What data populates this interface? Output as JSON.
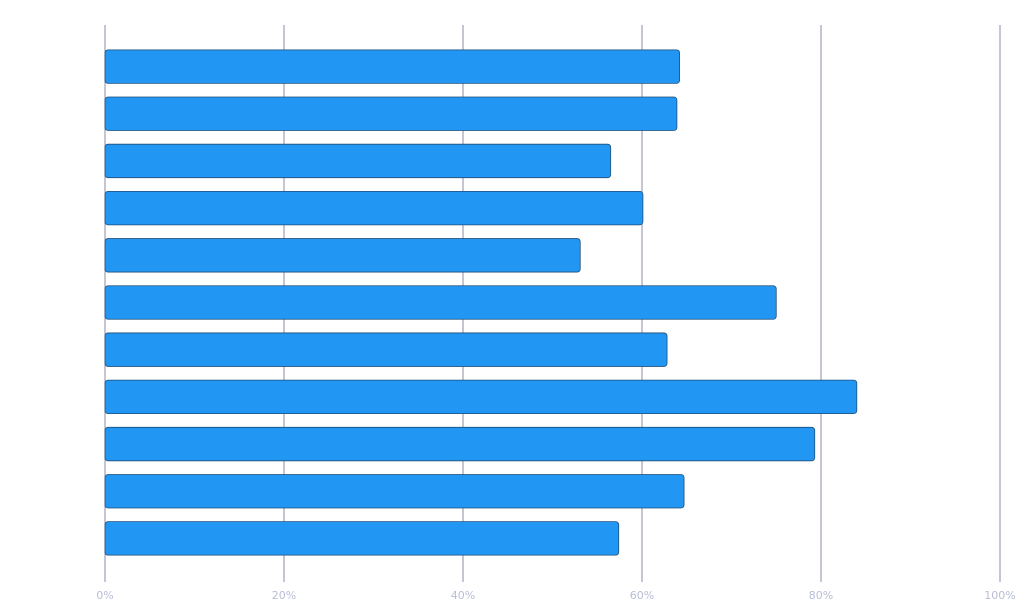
{
  "chart_data": {
    "type": "bar",
    "orientation": "horizontal",
    "categories": [
      null,
      null,
      null,
      null,
      null,
      null,
      null,
      null,
      null,
      null,
      null
    ],
    "values": [
      64.2,
      63.9,
      56.5,
      60.1,
      53.1,
      75.0,
      62.8,
      84.0,
      79.3,
      64.7,
      57.4
    ],
    "color": "#2196f3",
    "xlim": [
      0,
      100
    ],
    "xticks": [
      {
        "value": 0,
        "label": "0%"
      },
      {
        "value": 20,
        "label": "20%"
      },
      {
        "value": 40,
        "label": "40%"
      },
      {
        "value": 60,
        "label": "60%"
      },
      {
        "value": 80,
        "label": "80%"
      },
      {
        "value": 100,
        "label": "100%"
      }
    ],
    "grid": true
  }
}
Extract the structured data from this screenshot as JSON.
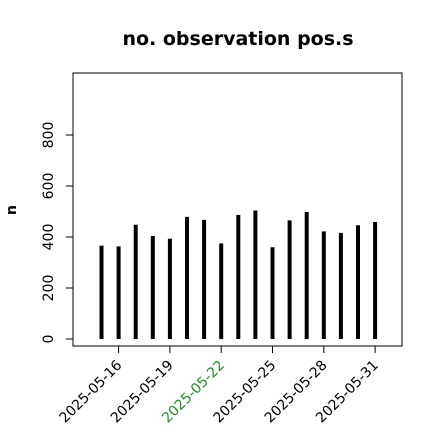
{
  "chart_data": {
    "type": "bar",
    "title": "no. observation pos.s",
    "xlabel": "",
    "ylabel": "n",
    "ylim": [
      0,
      1000
    ],
    "yticks": [
      0,
      200,
      400,
      600,
      800
    ],
    "categories": [
      "2025-05-15",
      "2025-05-16",
      "2025-05-17",
      "2025-05-18",
      "2025-05-19",
      "2025-05-20",
      "2025-05-21",
      "2025-05-22",
      "2025-05-23",
      "2025-05-24",
      "2025-05-25",
      "2025-05-26",
      "2025-05-27",
      "2025-05-28",
      "2025-05-29",
      "2025-05-30",
      "2025-05-31",
      "2025-06-01"
    ],
    "values": [
      366,
      363,
      448,
      404,
      393,
      479,
      467,
      375,
      487,
      504,
      360,
      465,
      498,
      422,
      416,
      446,
      459,
      0
    ],
    "xtick_labels": [
      {
        "label": "2025-05-16",
        "color": "#000000"
      },
      {
        "label": "2025-05-19",
        "color": "#000000"
      },
      {
        "label": "2025-05-22",
        "color": "#228B22"
      },
      {
        "label": "2025-05-25",
        "color": "#000000"
      },
      {
        "label": "2025-05-28",
        "color": "#000000"
      },
      {
        "label": "2025-05-31",
        "color": "#000000"
      }
    ],
    "bar_color": "#000000",
    "grid": false
  }
}
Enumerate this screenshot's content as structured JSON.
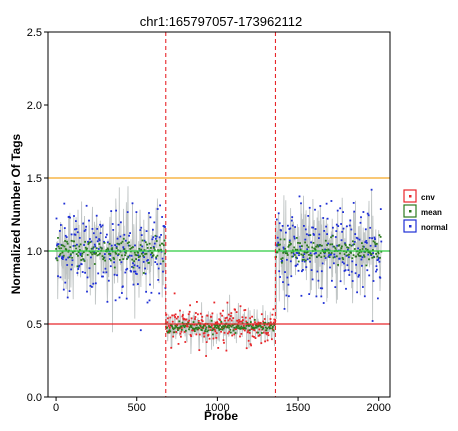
{
  "chart_data": {
    "type": "scatter",
    "title": "chr1:165797057-173962112",
    "xlabel": "Probe",
    "ylabel": "Normalized Number Of Tags",
    "xlim": [
      -50,
      2070
    ],
    "ylim": [
      0,
      2.5
    ],
    "x_ticks": [
      0,
      500,
      1000,
      1500,
      2000
    ],
    "y_ticks": [
      0.0,
      0.5,
      1.0,
      1.5,
      2.0,
      2.5
    ],
    "x_tick_labels": [
      "0",
      "500",
      "1000",
      "1500",
      "2000"
    ],
    "y_tick_labels": [
      "0.0",
      "0.5",
      "1.0",
      "1.5",
      "2.0",
      "2.5"
    ],
    "grid": false,
    "legend_position": "right",
    "n_probes": 2018,
    "cnv_region": {
      "start": 680,
      "end": 1360
    },
    "hlines": [
      {
        "y": 1.5,
        "color": "#f5a623"
      },
      {
        "y": 1.0,
        "color": "#2ecc40"
      },
      {
        "y": 0.5,
        "color": "#e8262a"
      }
    ],
    "vlines": [
      {
        "x": 680,
        "color": "#e8262a"
      },
      {
        "x": 1360,
        "color": "#e8262a"
      }
    ],
    "segments": [
      {
        "x_start": 0,
        "x_end": 680,
        "level": 1.0,
        "sd": 0.16,
        "group": "normal"
      },
      {
        "x_start": 680,
        "x_end": 1360,
        "level": 0.48,
        "sd": 0.07,
        "group": "cnv"
      },
      {
        "x_start": 1360,
        "x_end": 2018,
        "level": 1.0,
        "sd": 0.16,
        "group": "normal"
      }
    ],
    "series": [
      {
        "name": "cnv",
        "color": "#e8262a"
      },
      {
        "name": "mean",
        "color": "#2c7a1f"
      },
      {
        "name": "normal",
        "color": "#1f2fd6"
      }
    ],
    "band_color": "#b9bfbf",
    "colors": {
      "axis": "#000000",
      "background": "#ffffff"
    }
  }
}
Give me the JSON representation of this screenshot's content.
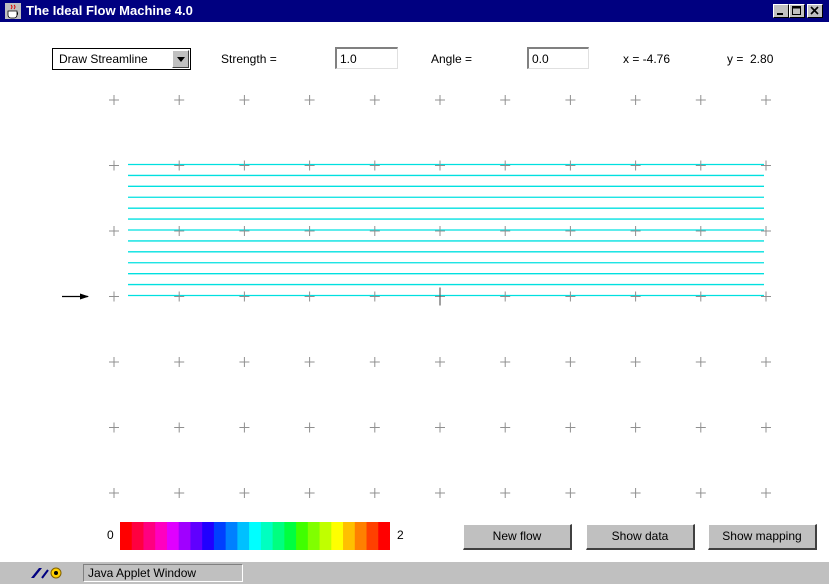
{
  "window": {
    "title": "The Ideal Flow Machine 4.0",
    "titlebar_color": "#000080",
    "buttons": [
      "minimize-icon",
      "maximize-icon",
      "close-icon"
    ]
  },
  "toolbar": {
    "mode_select": {
      "value": "Draw Streamline"
    },
    "strength_label": "Strength =",
    "strength_value": "1.0",
    "angle_label": "Angle =",
    "angle_value": "0.0",
    "x_readout": "x = -4.76",
    "y_readout": "y =  2.80"
  },
  "plot": {
    "grid_marker": "+",
    "grid_columns": 11,
    "grid_rows": 7,
    "streamline_color": "#00e0e0",
    "streamline_count": 13,
    "flow_arrow": "arrow-right-icon"
  },
  "colorbar": {
    "min_label": "0",
    "max_label": "2",
    "colors": [
      "#ff0000",
      "#ff0040",
      "#ff0080",
      "#ff00c0",
      "#e000ff",
      "#a000ff",
      "#6000ff",
      "#2000ff",
      "#0040ff",
      "#0080ff",
      "#00c0ff",
      "#00ffff",
      "#00ffc0",
      "#00ff80",
      "#00ff40",
      "#40ff00",
      "#80ff00",
      "#c0ff00",
      "#ffff00",
      "#ffc000",
      "#ff8000",
      "#ff4000",
      "#ff0000"
    ]
  },
  "buttons": {
    "new_flow": "New flow",
    "show_data": "Show data",
    "show_mapping": "Show mapping"
  },
  "statusbar": {
    "text": "Java Applet Window",
    "icon": "java-applet-icon"
  }
}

*Problem description*
From the data above, write out everything exactly except the pictures.

*Written answer*
What data populates this interface? Output as JSON.
{
  "chart_data": {
    "type": "bar",
    "orientation": "horizontal",
    "categories": [
      null,
      null,
      null,
      null,
      null,
      null,
      null,
      null,
      null,
      null,
      null
    ],
    "values": [
      64.2,
      63.9,
      56.5,
      60.1,
      53.1,
      75.0,
      62.8,
      84.0,
      79.3,
      64.7,
      57.4
    ],
    "color": "#2196f3",
    "xlim": [
      0,
      100
    ],
    "xticks": [
      {
        "value": 0,
        "label": "0%"
      },
      {
        "value": 20,
        "label": "20%"
      },
      {
        "value": 40,
        "label": "40%"
      },
      {
        "value": 60,
        "label": "60%"
      },
      {
        "value": 80,
        "label": "80%"
      },
      {
        "value": 100,
        "label": "100%"
      }
    ],
    "grid": true
  }
}
Extract the structured data from this screenshot as JSON.
{
  "chart_data": {
    "type": "bar",
    "title": "no. observation pos.s",
    "xlabel": "",
    "ylabel": "n",
    "ylim": [
      0,
      1000
    ],
    "yticks": [
      0,
      200,
      400,
      600,
      800
    ],
    "categories": [
      "2025-05-15",
      "2025-05-16",
      "2025-05-17",
      "2025-05-18",
      "2025-05-19",
      "2025-05-20",
      "2025-05-21",
      "2025-05-22",
      "2025-05-23",
      "2025-05-24",
      "2025-05-25",
      "2025-05-26",
      "2025-05-27",
      "2025-05-28",
      "2025-05-29",
      "2025-05-30",
      "2025-05-31",
      "2025-06-01"
    ],
    "values": [
      366,
      363,
      448,
      404,
      393,
      479,
      467,
      375,
      487,
      504,
      360,
      465,
      498,
      422,
      416,
      446,
      459,
      0
    ],
    "xtick_labels": [
      {
        "label": "2025-05-16",
        "color": "#000000"
      },
      {
        "label": "2025-05-19",
        "color": "#000000"
      },
      {
        "label": "2025-05-22",
        "color": "#228B22"
      },
      {
        "label": "2025-05-25",
        "color": "#000000"
      },
      {
        "label": "2025-05-28",
        "color": "#000000"
      },
      {
        "label": "2025-05-31",
        "color": "#000000"
      }
    ],
    "bar_color": "#000000",
    "grid": false
  }
}
Enumerate this screenshot's content as structured JSON.
{
  "chart_data": {
    "type": "scatter",
    "title": "chr1:165797057-173962112",
    "xlabel": "Probe",
    "ylabel": "Normalized Number Of Tags",
    "xlim": [
      -50,
      2070
    ],
    "ylim": [
      0,
      2.5
    ],
    "x_ticks": [
      0,
      500,
      1000,
      1500,
      2000
    ],
    "y_ticks": [
      0.0,
      0.5,
      1.0,
      1.5,
      2.0,
      2.5
    ],
    "x_tick_labels": [
      "0",
      "500",
      "1000",
      "1500",
      "2000"
    ],
    "y_tick_labels": [
      "0.0",
      "0.5",
      "1.0",
      "1.5",
      "2.0",
      "2.5"
    ],
    "grid": false,
    "legend_position": "right",
    "n_probes": 2018,
    "cnv_region": {
      "start": 680,
      "end": 1360
    },
    "hlines": [
      {
        "y": 1.5,
        "color": "#f5a623"
      },
      {
        "y": 1.0,
        "color": "#2ecc40"
      },
      {
        "y": 0.5,
        "color": "#e8262a"
      }
    ],
    "vlines": [
      {
        "x": 680,
        "color": "#e8262a"
      },
      {
        "x": 1360,
        "color": "#e8262a"
      }
    ],
    "segments": [
      {
        "x_start": 0,
        "x_end": 680,
        "level": 1.0,
        "sd": 0.16,
        "group": "normal"
      },
      {
        "x_start": 680,
        "x_end": 1360,
        "level": 0.48,
        "sd": 0.07,
        "group": "cnv"
      },
      {
        "x_start": 1360,
        "x_end": 2018,
        "level": 1.0,
        "sd": 0.16,
        "group": "normal"
      }
    ],
    "series": [
      {
        "name": "cnv",
        "color": "#e8262a"
      },
      {
        "name": "mean",
        "color": "#2c7a1f"
      },
      {
        "name": "normal",
        "color": "#1f2fd6"
      }
    ],
    "band_color": "#b9bfbf",
    "colors": {
      "axis": "#000000",
      "background": "#ffffff"
    }
  }
}
Give me the JSON representation of this screenshot's content.
{
  "window": {
    "title": "The Ideal Flow Machine 4.0",
    "titlebar_color": "#000080",
    "buttons": [
      "minimize-icon",
      "maximize-icon",
      "close-icon"
    ]
  },
  "toolbar": {
    "mode_select": {
      "value": "Draw Streamline"
    },
    "strength_label": "Strength =",
    "strength_value": "1.0",
    "angle_label": "Angle =",
    "angle_value": "0.0",
    "x_readout": "x = -4.76",
    "y_readout": "y =  2.80"
  },
  "plot": {
    "grid_marker": "+",
    "grid_columns": 11,
    "grid_rows": 7,
    "streamline_color": "#00e0e0",
    "streamline_count": 13,
    "flow_arrow": "arrow-right-icon"
  },
  "colorbar": {
    "min_label": "0",
    "max_label": "2",
    "colors": [
      "#ff0000",
      "#ff0040",
      "#ff0080",
      "#ff00c0",
      "#e000ff",
      "#a000ff",
      "#6000ff",
      "#2000ff",
      "#0040ff",
      "#0080ff",
      "#00c0ff",
      "#00ffff",
      "#00ffc0",
      "#00ff80",
      "#00ff40",
      "#40ff00",
      "#80ff00",
      "#c0ff00",
      "#ffff00",
      "#ffc000",
      "#ff8000",
      "#ff4000",
      "#ff0000"
    ]
  },
  "buttons": {
    "new_flow": "New flow",
    "show_data": "Show data",
    "show_mapping": "Show mapping"
  },
  "statusbar": {
    "text": "Java Applet Window",
    "icon": "java-applet-icon"
  }
}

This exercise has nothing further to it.